═════ DATASET

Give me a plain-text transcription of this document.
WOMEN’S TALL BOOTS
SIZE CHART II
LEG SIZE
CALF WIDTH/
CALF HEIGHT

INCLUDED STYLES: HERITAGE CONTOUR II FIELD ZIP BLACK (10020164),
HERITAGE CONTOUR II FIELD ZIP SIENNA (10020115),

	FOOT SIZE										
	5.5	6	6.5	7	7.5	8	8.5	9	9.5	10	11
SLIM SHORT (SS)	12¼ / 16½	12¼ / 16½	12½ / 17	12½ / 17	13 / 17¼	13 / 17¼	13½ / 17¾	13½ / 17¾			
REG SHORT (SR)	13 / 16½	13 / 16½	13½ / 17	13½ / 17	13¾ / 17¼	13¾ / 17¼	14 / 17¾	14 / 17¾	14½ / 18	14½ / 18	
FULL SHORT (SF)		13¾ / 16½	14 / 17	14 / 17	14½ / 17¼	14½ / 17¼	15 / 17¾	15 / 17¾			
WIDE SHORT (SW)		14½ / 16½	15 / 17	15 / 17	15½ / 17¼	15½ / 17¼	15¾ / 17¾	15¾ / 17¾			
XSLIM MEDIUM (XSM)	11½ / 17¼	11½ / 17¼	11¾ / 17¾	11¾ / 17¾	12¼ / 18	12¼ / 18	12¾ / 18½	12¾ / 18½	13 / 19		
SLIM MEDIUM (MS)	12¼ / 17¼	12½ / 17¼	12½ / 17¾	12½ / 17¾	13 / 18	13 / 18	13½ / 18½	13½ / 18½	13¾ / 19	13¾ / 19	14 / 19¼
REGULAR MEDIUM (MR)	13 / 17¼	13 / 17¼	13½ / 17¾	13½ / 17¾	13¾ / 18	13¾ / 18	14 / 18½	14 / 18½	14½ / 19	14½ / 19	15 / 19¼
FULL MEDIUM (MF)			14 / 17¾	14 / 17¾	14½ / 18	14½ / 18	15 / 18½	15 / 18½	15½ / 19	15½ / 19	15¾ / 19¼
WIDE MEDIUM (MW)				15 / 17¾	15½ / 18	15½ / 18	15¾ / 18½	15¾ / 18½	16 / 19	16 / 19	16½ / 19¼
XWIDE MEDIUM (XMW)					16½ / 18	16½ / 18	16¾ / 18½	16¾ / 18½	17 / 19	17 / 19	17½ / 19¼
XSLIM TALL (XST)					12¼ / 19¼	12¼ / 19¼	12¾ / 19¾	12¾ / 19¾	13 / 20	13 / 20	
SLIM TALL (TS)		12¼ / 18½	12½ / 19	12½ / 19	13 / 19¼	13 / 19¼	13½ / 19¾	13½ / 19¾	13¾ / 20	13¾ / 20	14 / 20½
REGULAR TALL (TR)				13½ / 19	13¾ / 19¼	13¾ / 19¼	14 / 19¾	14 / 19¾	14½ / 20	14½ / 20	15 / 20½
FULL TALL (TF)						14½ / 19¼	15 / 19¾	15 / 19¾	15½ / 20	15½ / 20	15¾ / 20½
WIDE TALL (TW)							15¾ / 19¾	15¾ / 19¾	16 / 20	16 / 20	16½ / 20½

══════════

| WHAT YOU HAVE TO DO |
Your task is to repeat the data exactly; please include every line.

| RESPONSE TO THIS EXERCISE |
Give me a plain-text transcription of this document.
WOMEN’S TALL BOOTS
SIZE CHART II
LEG SIZE
CALF WIDTH/
CALF HEIGHT

INCLUDED STYLES: HERITAGE CONTOUR II FIELD ZIP BLACK (10020164),
HERITAGE CONTOUR II FIELD ZIP SIENNA (10020115),

	FOOT SIZE										
	5.5	6	6.5	7	7.5	8	8.5	9	9.5	10	11
SLIM SHORT (SS)	12¼ / 16½	12¼ / 16½	12½ / 17	12½ / 17	13 / 17¼	13 / 17¼	13½ / 17¾	13½ / 17¾			
REG SHORT (SR)	13 / 16½	13 / 16½	13½ / 17	13½ / 17	13¾ / 17¼	13¾ / 17¼	14 / 17¾	14 / 17¾	14½ / 18	14½ / 18	
FULL SHORT (SF)		13¾ / 16½	14 / 17	14 / 17	14½ / 17¼	14½ / 17¼	15 / 17¾	15 / 17¾			
WIDE SHORT (SW)		14½ / 16½	15 / 17	15 / 17	15½ / 17¼	15½ / 17¼	15¾ / 17¾	15¾ / 17¾			
XSLIM MEDIUM (XSM)	11½ / 17¼	11½ / 17¼	11¾ / 17¾	11¾ / 17¾	12¼ / 18	12¼ / 18	12¾ / 18½	12¾ / 18½	13 / 19		
SLIM MEDIUM (MS)	12¼ / 17¼	12½ / 17¼	12½ / 17¾	12½ / 17¾	13 / 18	13 / 18	13½ / 18½	13½ / 18½	13¾ / 19	13¾ / 19	14 / 19¼
REGULAR MEDIUM (MR)	13 / 17¼	13 / 17¼	13½ / 17¾	13½ / 17¾	13¾ / 18	13¾ / 18	14 / 18½	14 / 18½	14½ / 19	14½ / 19	15 / 19¼
FULL MEDIUM (MF)			14 / 17¾	14 / 17¾	14½ / 18	14½ / 18	15 / 18½	15 / 18½	15½ / 19	15½ / 19	15¾ / 19¼
WIDE MEDIUM (MW)				15 / 17¾	15½ / 18	15½ / 18	15¾ / 18½	15¾ / 18½	16 / 19	16 / 19	16½ / 19¼
XWIDE MEDIUM (XMW)					16½ / 18	16½ / 18	16¾ / 18½	16¾ / 18½	17 / 19	17 / 19	17½ / 19¼
XSLIM TALL (XST)					12¼ / 19¼	12¼ / 19¼	12¾ / 19¾	12¾ / 19¾	13 / 20	13 / 20	
SLIM TALL (TS)		12¼ / 18½	12½ / 19	12½ / 19	13 / 19¼	13 / 19¼	13½ / 19¾	13½ / 19¾	13¾ / 20	13¾ / 20	14 / 20½
REGULAR TALL (TR)				13½ / 19	13¾ / 19¼	13¾ / 19¼	14 / 19¾	14 / 19¾	14½ / 20	14½ / 20	15 / 20½
FULL TALL (TF)						14½ / 19¼	15 / 19¾	15 / 19¾	15½ / 20	15½ / 20	15¾ / 20½
WIDE TALL (TW)							15¾ / 19¾	15¾ / 19¾	16 / 20	16 / 20	16½ / 20½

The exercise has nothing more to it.